Dataset items
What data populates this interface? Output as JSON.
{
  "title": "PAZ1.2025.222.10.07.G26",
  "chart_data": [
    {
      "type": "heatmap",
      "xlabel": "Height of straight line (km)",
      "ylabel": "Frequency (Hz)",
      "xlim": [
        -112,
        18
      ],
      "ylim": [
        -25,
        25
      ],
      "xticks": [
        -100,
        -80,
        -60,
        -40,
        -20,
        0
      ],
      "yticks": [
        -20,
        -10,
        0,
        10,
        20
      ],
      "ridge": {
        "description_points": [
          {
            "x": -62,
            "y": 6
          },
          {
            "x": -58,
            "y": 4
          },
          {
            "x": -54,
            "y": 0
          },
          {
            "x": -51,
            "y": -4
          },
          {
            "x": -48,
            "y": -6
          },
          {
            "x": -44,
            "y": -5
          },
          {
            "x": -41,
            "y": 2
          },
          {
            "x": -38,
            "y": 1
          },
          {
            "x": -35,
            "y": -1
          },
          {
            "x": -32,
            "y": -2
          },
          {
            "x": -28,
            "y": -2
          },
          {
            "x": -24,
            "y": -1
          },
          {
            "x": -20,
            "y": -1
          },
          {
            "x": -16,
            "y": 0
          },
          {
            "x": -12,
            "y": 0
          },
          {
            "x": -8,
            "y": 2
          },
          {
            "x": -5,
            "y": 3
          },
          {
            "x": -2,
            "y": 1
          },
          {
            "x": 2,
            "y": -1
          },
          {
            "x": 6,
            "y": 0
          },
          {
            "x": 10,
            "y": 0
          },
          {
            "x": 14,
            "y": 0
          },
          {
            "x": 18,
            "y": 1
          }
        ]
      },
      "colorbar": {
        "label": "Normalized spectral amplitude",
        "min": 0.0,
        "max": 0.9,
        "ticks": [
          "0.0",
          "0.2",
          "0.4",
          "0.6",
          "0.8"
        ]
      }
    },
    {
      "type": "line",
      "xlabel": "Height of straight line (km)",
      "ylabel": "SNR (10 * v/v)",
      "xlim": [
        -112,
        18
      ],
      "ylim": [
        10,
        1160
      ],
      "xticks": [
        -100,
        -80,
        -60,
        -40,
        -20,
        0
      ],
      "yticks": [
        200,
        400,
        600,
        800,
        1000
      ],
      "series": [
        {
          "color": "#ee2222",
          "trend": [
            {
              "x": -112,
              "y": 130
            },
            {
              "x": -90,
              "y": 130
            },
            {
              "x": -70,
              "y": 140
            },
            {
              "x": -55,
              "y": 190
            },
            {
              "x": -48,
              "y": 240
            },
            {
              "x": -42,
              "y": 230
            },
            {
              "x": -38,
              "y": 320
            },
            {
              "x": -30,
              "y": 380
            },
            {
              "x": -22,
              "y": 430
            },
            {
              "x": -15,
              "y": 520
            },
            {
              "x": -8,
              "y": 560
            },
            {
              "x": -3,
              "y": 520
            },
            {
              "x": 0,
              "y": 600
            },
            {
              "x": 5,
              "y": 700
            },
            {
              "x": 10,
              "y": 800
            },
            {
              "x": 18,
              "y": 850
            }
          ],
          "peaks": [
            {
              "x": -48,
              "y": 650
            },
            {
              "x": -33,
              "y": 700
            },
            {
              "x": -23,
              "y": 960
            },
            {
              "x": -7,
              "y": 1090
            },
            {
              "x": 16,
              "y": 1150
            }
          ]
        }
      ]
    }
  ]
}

AIM OF THE EXERCISE
Write the complete data out, exactly as above.

RIGHT ANSWER
What data populates this interface? Output as JSON.
{
  "title": "PAZ1.2025.222.10.07.G26",
  "chart_data": [
    {
      "type": "heatmap",
      "xlabel": "Height of straight line (km)",
      "ylabel": "Frequency (Hz)",
      "xlim": [
        -112,
        18
      ],
      "ylim": [
        -25,
        25
      ],
      "xticks": [
        -100,
        -80,
        -60,
        -40,
        -20,
        0
      ],
      "yticks": [
        -20,
        -10,
        0,
        10,
        20
      ],
      "ridge": {
        "description_points": [
          {
            "x": -62,
            "y": 6
          },
          {
            "x": -58,
            "y": 4
          },
          {
            "x": -54,
            "y": 0
          },
          {
            "x": -51,
            "y": -4
          },
          {
            "x": -48,
            "y": -6
          },
          {
            "x": -44,
            "y": -5
          },
          {
            "x": -41,
            "y": 2
          },
          {
            "x": -38,
            "y": 1
          },
          {
            "x": -35,
            "y": -1
          },
          {
            "x": -32,
            "y": -2
          },
          {
            "x": -28,
            "y": -2
          },
          {
            "x": -24,
            "y": -1
          },
          {
            "x": -20,
            "y": -1
          },
          {
            "x": -16,
            "y": 0
          },
          {
            "x": -12,
            "y": 0
          },
          {
            "x": -8,
            "y": 2
          },
          {
            "x": -5,
            "y": 3
          },
          {
            "x": -2,
            "y": 1
          },
          {
            "x": 2,
            "y": -1
          },
          {
            "x": 6,
            "y": 0
          },
          {
            "x": 10,
            "y": 0
          },
          {
            "x": 14,
            "y": 0
          },
          {
            "x": 18,
            "y": 1
          }
        ]
      },
      "colorbar": {
        "label": "Normalized spectral amplitude",
        "min": 0.0,
        "max": 0.9,
        "ticks": [
          "0.0",
          "0.2",
          "0.4",
          "0.6",
          "0.8"
        ]
      }
    },
    {
      "type": "line",
      "xlabel": "Height of straight line (km)",
      "ylabel": "SNR (10 * v/v)",
      "xlim": [
        -112,
        18
      ],
      "ylim": [
        10,
        1160
      ],
      "xticks": [
        -100,
        -80,
        -60,
        -40,
        -20,
        0
      ],
      "yticks": [
        200,
        400,
        600,
        800,
        1000
      ],
      "series": [
        {
          "color": "#ee2222",
          "trend": [
            {
              "x": -112,
              "y": 130
            },
            {
              "x": -90,
              "y": 130
            },
            {
              "x": -70,
              "y": 140
            },
            {
              "x": -55,
              "y": 190
            },
            {
              "x": -48,
              "y": 240
            },
            {
              "x": -42,
              "y": 230
            },
            {
              "x": -38,
              "y": 320
            },
            {
              "x": -30,
              "y": 380
            },
            {
              "x": -22,
              "y": 430
            },
            {
              "x": -15,
              "y": 520
            },
            {
              "x": -8,
              "y": 560
            },
            {
              "x": -3,
              "y": 520
            },
            {
              "x": 0,
              "y": 600
            },
            {
              "x": 5,
              "y": 700
            },
            {
              "x": 10,
              "y": 800
            },
            {
              "x": 18,
              "y": 850
            }
          ],
          "peaks": [
            {
              "x": -48,
              "y": 650
            },
            {
              "x": -33,
              "y": 700
            },
            {
              "x": -23,
              "y": 960
            },
            {
              "x": -7,
              "y": 1090
            },
            {
              "x": 16,
              "y": 1150
            }
          ]
        }
      ]
    }
  ]
}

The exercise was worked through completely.